Output every line of the material exactly, omitting images.

*Data extract*.
---
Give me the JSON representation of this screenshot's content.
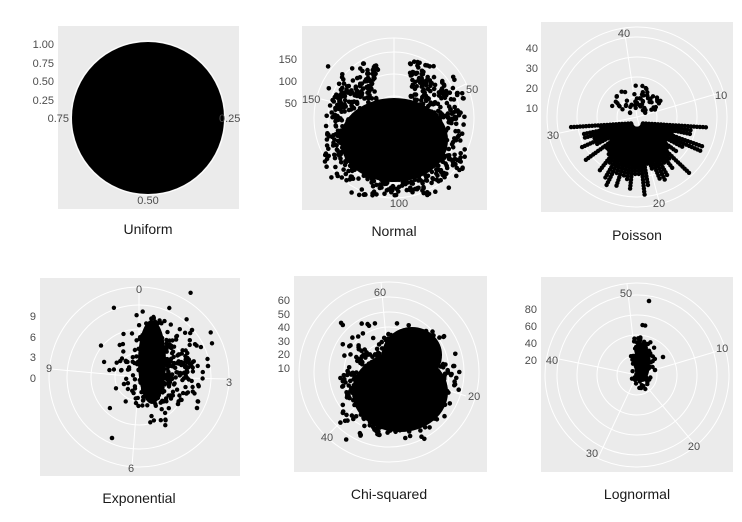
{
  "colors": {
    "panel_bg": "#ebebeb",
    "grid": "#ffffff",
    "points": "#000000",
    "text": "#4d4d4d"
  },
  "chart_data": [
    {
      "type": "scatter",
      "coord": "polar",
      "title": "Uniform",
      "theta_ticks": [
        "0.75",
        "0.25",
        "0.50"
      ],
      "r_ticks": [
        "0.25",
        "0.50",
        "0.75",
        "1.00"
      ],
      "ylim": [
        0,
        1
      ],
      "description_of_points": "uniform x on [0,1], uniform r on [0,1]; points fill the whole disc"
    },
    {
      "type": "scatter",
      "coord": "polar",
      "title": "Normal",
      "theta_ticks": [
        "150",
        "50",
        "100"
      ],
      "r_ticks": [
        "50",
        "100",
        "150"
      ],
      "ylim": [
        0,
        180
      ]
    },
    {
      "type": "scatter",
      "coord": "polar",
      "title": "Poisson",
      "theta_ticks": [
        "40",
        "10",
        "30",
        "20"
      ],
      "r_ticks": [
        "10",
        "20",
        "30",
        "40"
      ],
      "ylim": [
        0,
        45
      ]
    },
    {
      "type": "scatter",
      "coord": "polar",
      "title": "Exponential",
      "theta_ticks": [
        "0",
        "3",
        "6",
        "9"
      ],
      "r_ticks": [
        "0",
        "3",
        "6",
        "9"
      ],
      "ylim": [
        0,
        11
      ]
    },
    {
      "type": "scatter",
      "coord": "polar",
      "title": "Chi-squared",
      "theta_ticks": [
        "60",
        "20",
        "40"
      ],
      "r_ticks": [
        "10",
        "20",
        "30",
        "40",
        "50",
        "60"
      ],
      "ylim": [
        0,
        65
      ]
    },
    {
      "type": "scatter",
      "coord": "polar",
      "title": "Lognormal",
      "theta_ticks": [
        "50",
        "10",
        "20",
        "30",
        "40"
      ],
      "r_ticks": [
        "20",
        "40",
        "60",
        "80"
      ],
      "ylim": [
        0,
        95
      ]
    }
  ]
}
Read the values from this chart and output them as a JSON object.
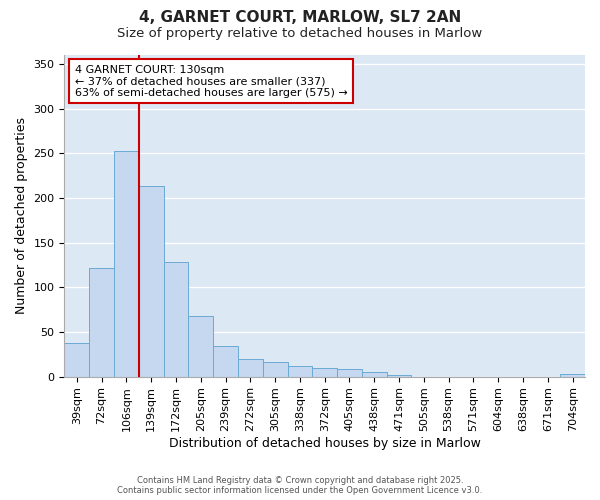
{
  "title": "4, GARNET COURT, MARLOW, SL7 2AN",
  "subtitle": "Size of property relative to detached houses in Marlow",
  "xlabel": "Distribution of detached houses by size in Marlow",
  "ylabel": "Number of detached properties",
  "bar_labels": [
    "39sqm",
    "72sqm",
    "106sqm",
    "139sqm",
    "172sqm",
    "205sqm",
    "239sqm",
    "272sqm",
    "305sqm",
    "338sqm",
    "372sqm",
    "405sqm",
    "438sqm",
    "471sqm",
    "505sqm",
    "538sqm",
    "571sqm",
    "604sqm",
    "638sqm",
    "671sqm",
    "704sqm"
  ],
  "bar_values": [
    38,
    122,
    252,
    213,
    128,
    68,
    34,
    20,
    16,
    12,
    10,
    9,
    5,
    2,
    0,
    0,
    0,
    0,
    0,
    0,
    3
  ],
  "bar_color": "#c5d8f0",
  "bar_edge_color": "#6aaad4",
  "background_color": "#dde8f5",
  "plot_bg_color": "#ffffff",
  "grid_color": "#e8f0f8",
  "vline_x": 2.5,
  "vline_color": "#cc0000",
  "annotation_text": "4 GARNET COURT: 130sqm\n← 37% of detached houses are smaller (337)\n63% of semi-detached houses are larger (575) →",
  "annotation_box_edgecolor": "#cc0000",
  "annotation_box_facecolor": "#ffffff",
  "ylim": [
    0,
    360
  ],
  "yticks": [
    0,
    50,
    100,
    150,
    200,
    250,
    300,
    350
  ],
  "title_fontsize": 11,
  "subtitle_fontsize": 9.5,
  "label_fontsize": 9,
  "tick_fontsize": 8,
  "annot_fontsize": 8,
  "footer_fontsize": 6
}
---
*Output*.
Give me the JSON representation of this screenshot's content.
{
  "colors": {
    "panel_bg": "#ebebeb",
    "grid": "#ffffff",
    "points": "#000000",
    "text": "#4d4d4d"
  },
  "chart_data": [
    {
      "type": "scatter",
      "coord": "polar",
      "title": "Uniform",
      "theta_ticks": [
        "0.75",
        "0.25",
        "0.50"
      ],
      "r_ticks": [
        "0.25",
        "0.50",
        "0.75",
        "1.00"
      ],
      "ylim": [
        0,
        1
      ],
      "description_of_points": "uniform x on [0,1], uniform r on [0,1]; points fill the whole disc"
    },
    {
      "type": "scatter",
      "coord": "polar",
      "title": "Normal",
      "theta_ticks": [
        "150",
        "50",
        "100"
      ],
      "r_ticks": [
        "50",
        "100",
        "150"
      ],
      "ylim": [
        0,
        180
      ]
    },
    {
      "type": "scatter",
      "coord": "polar",
      "title": "Poisson",
      "theta_ticks": [
        "40",
        "10",
        "30",
        "20"
      ],
      "r_ticks": [
        "10",
        "20",
        "30",
        "40"
      ],
      "ylim": [
        0,
        45
      ]
    },
    {
      "type": "scatter",
      "coord": "polar",
      "title": "Exponential",
      "theta_ticks": [
        "0",
        "3",
        "6",
        "9"
      ],
      "r_ticks": [
        "0",
        "3",
        "6",
        "9"
      ],
      "ylim": [
        0,
        11
      ]
    },
    {
      "type": "scatter",
      "coord": "polar",
      "title": "Chi-squared",
      "theta_ticks": [
        "60",
        "20",
        "40"
      ],
      "r_ticks": [
        "10",
        "20",
        "30",
        "40",
        "50",
        "60"
      ],
      "ylim": [
        0,
        65
      ]
    },
    {
      "type": "scatter",
      "coord": "polar",
      "title": "Lognormal",
      "theta_ticks": [
        "50",
        "10",
        "20",
        "30",
        "40"
      ],
      "r_ticks": [
        "20",
        "40",
        "60",
        "80"
      ],
      "ylim": [
        0,
        95
      ]
    }
  ]
}
Read the values from this chart and output them as a JSON object.
{
  "title": "4, GARNET COURT, MARLOW, SL7 2AN",
  "subtitle": "Size of property relative to detached houses in Marlow",
  "xlabel": "Distribution of detached houses by size in Marlow",
  "ylabel": "Number of detached properties",
  "bar_labels": [
    "39sqm",
    "72sqm",
    "106sqm",
    "139sqm",
    "172sqm",
    "205sqm",
    "239sqm",
    "272sqm",
    "305sqm",
    "338sqm",
    "372sqm",
    "405sqm",
    "438sqm",
    "471sqm",
    "505sqm",
    "538sqm",
    "571sqm",
    "604sqm",
    "638sqm",
    "671sqm",
    "704sqm"
  ],
  "bar_values": [
    38,
    122,
    252,
    213,
    128,
    68,
    34,
    20,
    16,
    12,
    10,
    9,
    5,
    2,
    0,
    0,
    0,
    0,
    0,
    0,
    3
  ],
  "bar_color": "#c5d8f0",
  "bar_edge_color": "#6aaad4",
  "background_color": "#dde8f5",
  "plot_bg_color": "#ffffff",
  "grid_color": "#e8f0f8",
  "vline_x": 2.5,
  "vline_color": "#cc0000",
  "annotation_text": "4 GARNET COURT: 130sqm\n← 37% of detached houses are smaller (337)\n63% of semi-detached houses are larger (575) →",
  "annotation_box_edgecolor": "#cc0000",
  "annotation_box_facecolor": "#ffffff",
  "ylim": [
    0,
    360
  ],
  "yticks": [
    0,
    50,
    100,
    150,
    200,
    250,
    300,
    350
  ],
  "title_fontsize": 11,
  "subtitle_fontsize": 9.5,
  "label_fontsize": 9,
  "tick_fontsize": 8,
  "annot_fontsize": 8,
  "footer_fontsize": 6
}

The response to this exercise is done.